■ Data to use
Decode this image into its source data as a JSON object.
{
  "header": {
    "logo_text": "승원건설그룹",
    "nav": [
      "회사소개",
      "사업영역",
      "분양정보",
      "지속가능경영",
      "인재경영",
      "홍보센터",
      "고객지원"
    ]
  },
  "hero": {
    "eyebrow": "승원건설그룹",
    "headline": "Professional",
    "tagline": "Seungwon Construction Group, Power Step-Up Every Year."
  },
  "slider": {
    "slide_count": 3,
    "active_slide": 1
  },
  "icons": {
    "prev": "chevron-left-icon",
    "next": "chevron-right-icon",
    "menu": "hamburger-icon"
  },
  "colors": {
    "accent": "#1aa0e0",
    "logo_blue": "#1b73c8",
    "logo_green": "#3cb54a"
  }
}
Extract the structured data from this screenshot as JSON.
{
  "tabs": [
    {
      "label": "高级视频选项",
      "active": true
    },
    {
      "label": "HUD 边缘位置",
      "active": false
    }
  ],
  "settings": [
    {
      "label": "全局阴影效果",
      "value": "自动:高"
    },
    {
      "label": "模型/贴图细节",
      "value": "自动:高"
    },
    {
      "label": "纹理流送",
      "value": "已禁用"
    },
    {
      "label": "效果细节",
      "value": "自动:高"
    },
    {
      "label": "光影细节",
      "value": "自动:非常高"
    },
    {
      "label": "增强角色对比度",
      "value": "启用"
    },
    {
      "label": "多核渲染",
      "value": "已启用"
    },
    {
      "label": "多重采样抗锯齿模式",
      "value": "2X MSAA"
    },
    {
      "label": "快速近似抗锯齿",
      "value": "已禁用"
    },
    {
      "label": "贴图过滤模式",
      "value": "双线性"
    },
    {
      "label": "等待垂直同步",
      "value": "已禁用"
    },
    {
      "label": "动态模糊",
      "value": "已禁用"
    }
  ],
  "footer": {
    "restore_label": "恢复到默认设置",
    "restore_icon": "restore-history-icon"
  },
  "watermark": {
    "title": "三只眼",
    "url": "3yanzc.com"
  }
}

■ What to do
Repeat the listing above without any change.

■ Expected output
Decode this image into its source data as a JSON object.
{
  "header": {
    "logo_text": "승원건설그룹",
    "nav": [
      "회사소개",
      "사업영역",
      "분양정보",
      "지속가능경영",
      "인재경영",
      "홍보센터",
      "고객지원"
    ]
  },
  "hero": {
    "eyebrow": "승원건설그룹",
    "headline": "Professional",
    "tagline": "Seungwon Construction Group, Power Step-Up Every Year."
  },
  "slider": {
    "slide_count": 3,
    "active_slide": 1
  },
  "icons": {
    "prev": "chevron-left-icon",
    "next": "chevron-right-icon",
    "menu": "hamburger-icon"
  },
  "colors": {
    "accent": "#1aa0e0",
    "logo_blue": "#1b73c8",
    "logo_green": "#3cb54a"
  }
}
Extract the structured data from this screenshot as JSON.
{
  "tabs": [
    {
      "label": "高级视频选项",
      "active": true
    },
    {
      "label": "HUD 边缘位置",
      "active": false
    }
  ],
  "settings": [
    {
      "label": "全局阴影效果",
      "value": "自动:高"
    },
    {
      "label": "模型/贴图细节",
      "value": "自动:高"
    },
    {
      "label": "纹理流送",
      "value": "已禁用"
    },
    {
      "label": "效果细节",
      "value": "自动:高"
    },
    {
      "label": "光影细节",
      "value": "自动:非常高"
    },
    {
      "label": "增强角色对比度",
      "value": "启用"
    },
    {
      "label": "多核渲染",
      "value": "已启用"
    },
    {
      "label": "多重采样抗锯齿模式",
      "value": "2X MSAA"
    },
    {
      "label": "快速近似抗锯齿",
      "value": "已禁用"
    },
    {
      "label": "贴图过滤模式",
      "value": "双线性"
    },
    {
      "label": "等待垂直同步",
      "value": "已禁用"
    },
    {
      "label": "动态模糊",
      "value": "已禁用"
    }
  ],
  "footer": {
    "restore_label": "恢复到默认设置",
    "restore_icon": "restore-history-icon"
  },
  "watermark": {
    "title": "三只眼",
    "url": "3yanzc.com"
  }
}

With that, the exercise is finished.